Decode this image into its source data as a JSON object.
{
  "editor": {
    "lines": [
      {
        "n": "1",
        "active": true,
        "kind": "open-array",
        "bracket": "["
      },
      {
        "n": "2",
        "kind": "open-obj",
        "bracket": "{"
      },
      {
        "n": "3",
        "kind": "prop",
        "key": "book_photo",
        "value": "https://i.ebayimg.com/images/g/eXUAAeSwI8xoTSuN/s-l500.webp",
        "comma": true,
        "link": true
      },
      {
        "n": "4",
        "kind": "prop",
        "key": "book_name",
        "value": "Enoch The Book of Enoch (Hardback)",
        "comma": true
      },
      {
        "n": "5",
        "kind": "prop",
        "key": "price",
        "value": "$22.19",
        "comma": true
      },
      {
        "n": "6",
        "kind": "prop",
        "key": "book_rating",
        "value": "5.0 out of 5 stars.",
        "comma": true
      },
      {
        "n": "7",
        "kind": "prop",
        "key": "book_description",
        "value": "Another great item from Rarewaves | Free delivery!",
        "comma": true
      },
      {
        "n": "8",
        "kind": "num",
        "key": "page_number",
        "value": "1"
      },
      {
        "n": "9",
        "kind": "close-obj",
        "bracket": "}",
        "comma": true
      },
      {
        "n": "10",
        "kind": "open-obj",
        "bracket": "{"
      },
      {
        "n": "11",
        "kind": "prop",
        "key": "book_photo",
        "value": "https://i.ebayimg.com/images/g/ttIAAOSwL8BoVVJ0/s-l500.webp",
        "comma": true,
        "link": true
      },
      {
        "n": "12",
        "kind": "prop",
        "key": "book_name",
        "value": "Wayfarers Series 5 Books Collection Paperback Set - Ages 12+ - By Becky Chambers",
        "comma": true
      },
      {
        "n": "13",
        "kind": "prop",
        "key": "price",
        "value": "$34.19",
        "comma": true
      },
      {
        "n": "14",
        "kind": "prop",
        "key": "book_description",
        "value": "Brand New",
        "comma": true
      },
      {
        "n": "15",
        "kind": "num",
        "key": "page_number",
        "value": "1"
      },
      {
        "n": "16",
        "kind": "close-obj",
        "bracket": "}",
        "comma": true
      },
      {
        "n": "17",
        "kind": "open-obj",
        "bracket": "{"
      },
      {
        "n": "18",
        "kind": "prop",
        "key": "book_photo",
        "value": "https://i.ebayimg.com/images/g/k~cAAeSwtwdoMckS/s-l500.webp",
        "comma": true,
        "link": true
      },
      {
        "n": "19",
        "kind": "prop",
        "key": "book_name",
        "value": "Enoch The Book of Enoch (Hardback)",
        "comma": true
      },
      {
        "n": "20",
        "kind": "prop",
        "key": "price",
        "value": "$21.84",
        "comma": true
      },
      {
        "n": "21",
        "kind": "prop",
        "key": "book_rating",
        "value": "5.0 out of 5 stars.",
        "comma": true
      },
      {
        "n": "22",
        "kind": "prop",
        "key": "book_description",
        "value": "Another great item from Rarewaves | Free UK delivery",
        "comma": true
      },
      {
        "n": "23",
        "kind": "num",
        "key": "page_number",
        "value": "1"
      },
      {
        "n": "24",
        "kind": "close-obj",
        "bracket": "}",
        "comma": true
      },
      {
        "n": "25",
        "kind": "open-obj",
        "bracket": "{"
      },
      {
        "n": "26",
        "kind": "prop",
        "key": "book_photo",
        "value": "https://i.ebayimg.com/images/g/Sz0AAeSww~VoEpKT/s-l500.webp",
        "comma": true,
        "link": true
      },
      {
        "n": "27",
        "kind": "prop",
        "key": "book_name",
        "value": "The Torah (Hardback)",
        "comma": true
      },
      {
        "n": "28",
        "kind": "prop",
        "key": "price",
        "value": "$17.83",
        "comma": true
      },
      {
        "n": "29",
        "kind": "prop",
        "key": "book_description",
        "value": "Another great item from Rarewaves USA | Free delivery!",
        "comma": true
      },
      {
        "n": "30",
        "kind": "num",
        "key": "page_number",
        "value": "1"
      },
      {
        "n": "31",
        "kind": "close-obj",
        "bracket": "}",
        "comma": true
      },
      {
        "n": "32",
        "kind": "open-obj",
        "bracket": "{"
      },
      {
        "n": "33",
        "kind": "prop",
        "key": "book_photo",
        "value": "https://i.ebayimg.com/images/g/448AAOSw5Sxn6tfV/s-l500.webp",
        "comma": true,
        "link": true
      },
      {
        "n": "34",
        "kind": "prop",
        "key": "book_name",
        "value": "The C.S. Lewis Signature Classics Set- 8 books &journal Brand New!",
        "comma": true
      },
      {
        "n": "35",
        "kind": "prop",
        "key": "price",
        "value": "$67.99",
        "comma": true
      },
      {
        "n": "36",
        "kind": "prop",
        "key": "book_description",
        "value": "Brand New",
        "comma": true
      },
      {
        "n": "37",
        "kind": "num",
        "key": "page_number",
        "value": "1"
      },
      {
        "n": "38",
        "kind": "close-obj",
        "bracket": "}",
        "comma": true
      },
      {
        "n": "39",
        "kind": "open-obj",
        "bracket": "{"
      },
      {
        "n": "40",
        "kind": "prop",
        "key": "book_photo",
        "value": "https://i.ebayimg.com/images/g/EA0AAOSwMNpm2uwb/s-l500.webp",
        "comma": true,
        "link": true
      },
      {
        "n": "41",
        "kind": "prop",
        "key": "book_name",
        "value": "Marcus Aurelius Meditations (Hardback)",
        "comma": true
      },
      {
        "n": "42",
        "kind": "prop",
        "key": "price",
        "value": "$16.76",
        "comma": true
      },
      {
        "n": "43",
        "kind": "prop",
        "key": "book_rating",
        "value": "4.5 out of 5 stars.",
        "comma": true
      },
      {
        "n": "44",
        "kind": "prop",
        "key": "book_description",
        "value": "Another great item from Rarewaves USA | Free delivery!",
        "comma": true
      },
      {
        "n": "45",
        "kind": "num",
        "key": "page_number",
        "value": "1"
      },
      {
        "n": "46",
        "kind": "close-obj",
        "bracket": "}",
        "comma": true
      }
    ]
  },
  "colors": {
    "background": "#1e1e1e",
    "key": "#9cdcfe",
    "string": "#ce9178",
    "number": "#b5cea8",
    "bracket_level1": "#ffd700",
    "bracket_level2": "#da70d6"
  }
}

####################

_YOUR OBJECTIVE_
Isolate the lines above that contain the word "ebayimg" and copy them.

_ANSWER TO THE TASK_
        "value": "https://i.ebayimg.com/images/g/eXUAAeSwI8xoTSuN/s-l500.webp",
        "value": "https://i.ebayimg.com/images/g/ttIAAOSwL8BoVVJ0/s-l500.webp",
        "value": "https://i.ebayimg.com/images/g/k~cAAeSwtwdoMckS/s-l500.webp",
        "value": "https://i.ebayimg.com/images/g/Sz0AAeSww~VoEpKT/s-l500.webp",
        "value": "https://i.ebayimg.com/images/g/448AAOSw5Sxn6tfV/s-l500.webp",
        "value": "https://i.ebayimg.com/images/g/EA0AAOSwMNpm2uwb/s-l500.webp",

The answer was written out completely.